TO BE DONE -> Copy out each line exactly as it appears.

# Start of DATASET ROWS

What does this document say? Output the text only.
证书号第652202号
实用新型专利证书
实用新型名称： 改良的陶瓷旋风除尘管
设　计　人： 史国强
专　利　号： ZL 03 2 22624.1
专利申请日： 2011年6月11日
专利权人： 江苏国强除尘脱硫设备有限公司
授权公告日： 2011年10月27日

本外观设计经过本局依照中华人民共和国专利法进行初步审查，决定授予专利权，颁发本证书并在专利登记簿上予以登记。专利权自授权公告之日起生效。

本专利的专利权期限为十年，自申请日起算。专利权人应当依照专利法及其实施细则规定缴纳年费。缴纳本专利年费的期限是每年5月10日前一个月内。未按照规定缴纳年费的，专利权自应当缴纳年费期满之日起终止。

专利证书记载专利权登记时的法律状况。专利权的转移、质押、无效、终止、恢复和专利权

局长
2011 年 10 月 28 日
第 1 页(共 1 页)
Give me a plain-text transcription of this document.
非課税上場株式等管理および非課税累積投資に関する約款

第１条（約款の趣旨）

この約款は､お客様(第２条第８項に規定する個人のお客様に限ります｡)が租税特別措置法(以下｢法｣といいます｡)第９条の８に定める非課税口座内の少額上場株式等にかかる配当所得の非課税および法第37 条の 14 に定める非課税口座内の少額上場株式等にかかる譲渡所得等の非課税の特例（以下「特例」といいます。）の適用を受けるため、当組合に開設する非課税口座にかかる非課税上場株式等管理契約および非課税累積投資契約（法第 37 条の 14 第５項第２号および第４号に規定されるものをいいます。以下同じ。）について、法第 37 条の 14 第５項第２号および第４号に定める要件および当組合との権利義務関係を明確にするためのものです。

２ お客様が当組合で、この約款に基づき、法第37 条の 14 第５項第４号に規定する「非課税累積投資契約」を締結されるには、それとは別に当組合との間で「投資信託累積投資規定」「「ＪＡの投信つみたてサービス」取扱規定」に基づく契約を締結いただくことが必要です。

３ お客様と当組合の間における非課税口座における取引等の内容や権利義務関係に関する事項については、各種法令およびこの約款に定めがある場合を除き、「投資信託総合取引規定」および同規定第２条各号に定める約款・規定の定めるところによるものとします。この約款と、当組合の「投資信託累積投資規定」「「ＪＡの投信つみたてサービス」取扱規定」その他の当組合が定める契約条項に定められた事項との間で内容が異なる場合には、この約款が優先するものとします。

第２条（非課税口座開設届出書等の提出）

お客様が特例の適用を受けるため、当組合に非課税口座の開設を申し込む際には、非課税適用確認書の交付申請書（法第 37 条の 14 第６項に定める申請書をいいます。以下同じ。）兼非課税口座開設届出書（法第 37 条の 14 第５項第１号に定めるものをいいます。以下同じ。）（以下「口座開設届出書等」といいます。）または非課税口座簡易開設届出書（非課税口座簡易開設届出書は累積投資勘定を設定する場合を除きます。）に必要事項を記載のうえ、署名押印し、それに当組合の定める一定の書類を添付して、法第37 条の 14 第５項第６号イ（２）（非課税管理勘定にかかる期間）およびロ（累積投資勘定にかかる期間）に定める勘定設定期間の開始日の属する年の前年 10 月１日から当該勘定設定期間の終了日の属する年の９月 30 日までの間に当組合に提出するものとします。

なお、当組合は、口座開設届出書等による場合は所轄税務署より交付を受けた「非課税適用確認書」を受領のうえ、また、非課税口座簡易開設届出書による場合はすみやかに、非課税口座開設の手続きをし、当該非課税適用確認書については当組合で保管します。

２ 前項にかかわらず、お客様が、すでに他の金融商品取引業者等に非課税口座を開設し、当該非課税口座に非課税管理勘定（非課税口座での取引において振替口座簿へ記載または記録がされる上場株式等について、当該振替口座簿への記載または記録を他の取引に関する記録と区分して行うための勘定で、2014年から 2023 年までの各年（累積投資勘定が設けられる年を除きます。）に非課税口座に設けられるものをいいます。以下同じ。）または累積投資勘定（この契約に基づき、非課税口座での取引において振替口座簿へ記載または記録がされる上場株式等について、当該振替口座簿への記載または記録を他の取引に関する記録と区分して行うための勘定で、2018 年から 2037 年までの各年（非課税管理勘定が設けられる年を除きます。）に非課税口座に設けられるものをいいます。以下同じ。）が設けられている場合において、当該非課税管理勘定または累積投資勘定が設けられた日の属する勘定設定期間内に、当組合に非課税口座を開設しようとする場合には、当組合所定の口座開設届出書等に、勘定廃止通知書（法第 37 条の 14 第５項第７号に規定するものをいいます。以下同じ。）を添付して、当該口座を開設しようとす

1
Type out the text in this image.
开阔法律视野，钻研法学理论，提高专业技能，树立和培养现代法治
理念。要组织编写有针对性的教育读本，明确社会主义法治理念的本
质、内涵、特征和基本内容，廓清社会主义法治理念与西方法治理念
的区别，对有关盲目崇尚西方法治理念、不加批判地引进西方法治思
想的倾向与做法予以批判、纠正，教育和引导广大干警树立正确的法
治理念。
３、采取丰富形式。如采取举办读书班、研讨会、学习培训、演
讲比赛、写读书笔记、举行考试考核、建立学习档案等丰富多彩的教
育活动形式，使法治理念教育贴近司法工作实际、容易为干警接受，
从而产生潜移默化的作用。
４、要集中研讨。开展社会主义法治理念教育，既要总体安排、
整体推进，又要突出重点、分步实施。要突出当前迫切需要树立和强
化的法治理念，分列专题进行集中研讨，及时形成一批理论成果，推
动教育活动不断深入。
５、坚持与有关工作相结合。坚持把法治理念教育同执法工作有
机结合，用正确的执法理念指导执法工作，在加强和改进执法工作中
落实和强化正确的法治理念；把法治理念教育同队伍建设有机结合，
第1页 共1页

# End of DATASET ROWS

SOLUTION TO THE PROBLEM ->
What does this document say? Output the text only.
证书号第652202号
实用新型专利证书
实用新型名称： 改良的陶瓷旋风除尘管
设　计　人： 史国强
专　利　号： ZL 03 2 22624.1
专利申请日： 2011年6月11日
专利权人： 江苏国强除尘脱硫设备有限公司
授权公告日： 2011年10月27日

本外观设计经过本局依照中华人民共和国专利法进行初步审查，决定授予专利权，颁发本证书并在专利登记簿上予以登记。专利权自授权公告之日起生效。

本专利的专利权期限为十年，自申请日起算。专利权人应当依照专利法及其实施细则规定缴纳年费。缴纳本专利年费的期限是每年5月10日前一个月内。未按照规定缴纳年费的，专利权自应当缴纳年费期满之日起终止。

专利证书记载专利权登记时的法律状况。专利权的转移、质押、无效、终止、恢复和专利权

局长
2011 年 10 月 28 日
第 1 页(共 1 页)
Give me a plain-text transcription of this document.
非課税上場株式等管理および非課税累積投資に関する約款

第１条（約款の趣旨）

この約款は､お客様(第２条第８項に規定する個人のお客様に限ります｡)が租税特別措置法(以下｢法｣といいます｡)第９条の８に定める非課税口座内の少額上場株式等にかかる配当所得の非課税および法第37 条の 14 に定める非課税口座内の少額上場株式等にかかる譲渡所得等の非課税の特例（以下「特例」といいます。）の適用を受けるため、当組合に開設する非課税口座にかかる非課税上場株式等管理契約および非課税累積投資契約（法第 37 条の 14 第５項第２号および第４号に規定されるものをいいます。以下同じ。）について、法第 37 条の 14 第５項第２号および第４号に定める要件および当組合との権利義務関係を明確にするためのものです。

２ お客様が当組合で、この約款に基づき、法第37 条の 14 第５項第４号に規定する「非課税累積投資契約」を締結されるには、それとは別に当組合との間で「投資信託累積投資規定」「「ＪＡの投信つみたてサービス」取扱規定」に基づく契約を締結いただくことが必要です。

３ お客様と当組合の間における非課税口座における取引等の内容や権利義務関係に関する事項については、各種法令およびこの約款に定めがある場合を除き、「投資信託総合取引規定」および同規定第２条各号に定める約款・規定の定めるところによるものとします。この約款と、当組合の「投資信託累積投資規定」「「ＪＡの投信つみたてサービス」取扱規定」その他の当組合が定める契約条項に定められた事項との間で内容が異なる場合には、この約款が優先するものとします。

第２条（非課税口座開設届出書等の提出）

お客様が特例の適用を受けるため、当組合に非課税口座の開設を申し込む際には、非課税適用確認書の交付申請書（法第 37 条の 14 第６項に定める申請書をいいます。以下同じ。）兼非課税口座開設届出書（法第 37 条の 14 第５項第１号に定めるものをいいます。以下同じ。）（以下「口座開設届出書等」といいます。）または非課税口座簡易開設届出書（非課税口座簡易開設届出書は累積投資勘定を設定する場合を除きます。）に必要事項を記載のうえ、署名押印し、それに当組合の定める一定の書類を添付して、法第37 条の 14 第５項第６号イ（２）（非課税管理勘定にかかる期間）およびロ（累積投資勘定にかかる期間）に定める勘定設定期間の開始日の属する年の前年 10 月１日から当該勘定設定期間の終了日の属する年の９月 30 日までの間に当組合に提出するものとします。

なお、当組合は、口座開設届出書等による場合は所轄税務署より交付を受けた「非課税適用確認書」を受領のうえ、また、非課税口座簡易開設届出書による場合はすみやかに、非課税口座開設の手続きをし、当該非課税適用確認書については当組合で保管します。

２ 前項にかかわらず、お客様が、すでに他の金融商品取引業者等に非課税口座を開設し、当該非課税口座に非課税管理勘定（非課税口座での取引において振替口座簿へ記載または記録がされる上場株式等について、当該振替口座簿への記載または記録を他の取引に関する記録と区分して行うための勘定で、2014年から 2023 年までの各年（累積投資勘定が設けられる年を除きます。）に非課税口座に設けられるものをいいます。以下同じ。）または累積投資勘定（この契約に基づき、非課税口座での取引において振替口座簿へ記載または記録がされる上場株式等について、当該振替口座簿への記載または記録を他の取引に関する記録と区分して行うための勘定で、2018 年から 2037 年までの各年（非課税管理勘定が設けられる年を除きます。）に非課税口座に設けられるものをいいます。以下同じ。）が設けられている場合において、当該非課税管理勘定または累積投資勘定が設けられた日の属する勘定設定期間内に、当組合に非課税口座を開設しようとする場合には、当組合所定の口座開設届出書等に、勘定廃止通知書（法第 37 条の 14 第５項第７号に規定するものをいいます。以下同じ。）を添付して、当該口座を開設しようとす

1
Type out the text in this image.
开阔法律视野，钻研法学理论，提高专业技能，树立和培养现代法治
理念。要组织编写有针对性的教育读本，明确社会主义法治理念的本
质、内涵、特征和基本内容，廓清社会主义法治理念与西方法治理念
的区别，对有关盲目崇尚西方法治理念、不加批判地引进西方法治思
想的倾向与做法予以批判、纠正，教育和引导广大干警树立正确的法
治理念。
３、采取丰富形式。如采取举办读书班、研讨会、学习培训、演
讲比赛、写读书笔记、举行考试考核、建立学习档案等丰富多彩的教
育活动形式，使法治理念教育贴近司法工作实际、容易为干警接受，
从而产生潜移默化的作用。
４、要集中研讨。开展社会主义法治理念教育，既要总体安排、
整体推进，又要突出重点、分步实施。要突出当前迫切需要树立和强
化的法治理念，分列专题进行集中研讨，及时形成一批理论成果，推
动教育活动不断深入。
５、坚持与有关工作相结合。坚持把法治理念教育同执法工作有
机结合，用正确的执法理念指导执法工作，在加强和改进执法工作中
落实和强化正确的法治理念；把法治理念教育同队伍建设有机结合，
第1页 共1页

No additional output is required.